What is needed:
Set down the whole listing verbatim.

Input for this task start

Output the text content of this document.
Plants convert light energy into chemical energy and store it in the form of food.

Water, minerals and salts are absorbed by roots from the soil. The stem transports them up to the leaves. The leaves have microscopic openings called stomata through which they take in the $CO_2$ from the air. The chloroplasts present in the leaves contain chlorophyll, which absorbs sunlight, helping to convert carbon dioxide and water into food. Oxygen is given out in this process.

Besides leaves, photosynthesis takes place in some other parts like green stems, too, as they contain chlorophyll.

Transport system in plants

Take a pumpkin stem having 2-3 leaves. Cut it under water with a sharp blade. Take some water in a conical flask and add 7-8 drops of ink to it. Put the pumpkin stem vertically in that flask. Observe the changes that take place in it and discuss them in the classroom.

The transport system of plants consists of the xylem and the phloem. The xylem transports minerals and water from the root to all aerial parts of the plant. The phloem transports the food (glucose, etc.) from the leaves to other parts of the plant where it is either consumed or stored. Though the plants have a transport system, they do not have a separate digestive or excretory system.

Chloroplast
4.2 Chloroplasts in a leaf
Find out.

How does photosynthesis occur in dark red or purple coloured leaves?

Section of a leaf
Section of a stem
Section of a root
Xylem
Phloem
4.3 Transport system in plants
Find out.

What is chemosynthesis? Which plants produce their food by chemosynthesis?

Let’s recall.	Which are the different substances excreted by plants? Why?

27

Input for this task end

Answer for this exercise:
Output the text content of this document.
Plants convert light energy into chemical energy and store it in the form of food.

Water, minerals and salts are absorbed by roots from the soil. The stem transports them up to the leaves. The leaves have microscopic openings called stomata through which they take in the $CO_2$ from the air. The chloroplasts present in the leaves contain chlorophyll, which absorbs sunlight, helping to convert carbon dioxide and water into food. Oxygen is given out in this process.

Besides leaves, photosynthesis takes place in some other parts like green stems, too, as they contain chlorophyll.

Transport system in plants

Take a pumpkin stem having 2-3 leaves. Cut it under water with a sharp blade. Take some water in a conical flask and add 7-8 drops of ink to it. Put the pumpkin stem vertically in that flask. Observe the changes that take place in it and discuss them in the classroom.

The transport system of plants consists of the xylem and the phloem. The xylem transports minerals and water from the root to all aerial parts of the plant. The phloem transports the food (glucose, etc.) from the leaves to other parts of the plant where it is either consumed or stored. Though the plants have a transport system, they do not have a separate digestive or excretory system.

Chloroplast
4.2 Chloroplasts in a leaf
Find out.

How does photosynthesis occur in dark red or purple coloured leaves?

Section of a leaf
Section of a stem
Section of a root
Xylem
Phloem
4.3 Transport system in plants
Find out.

What is chemosynthesis? Which plants produce their food by chemosynthesis?

Let’s recall.	Which are the different substances excreted by plants? Why?

27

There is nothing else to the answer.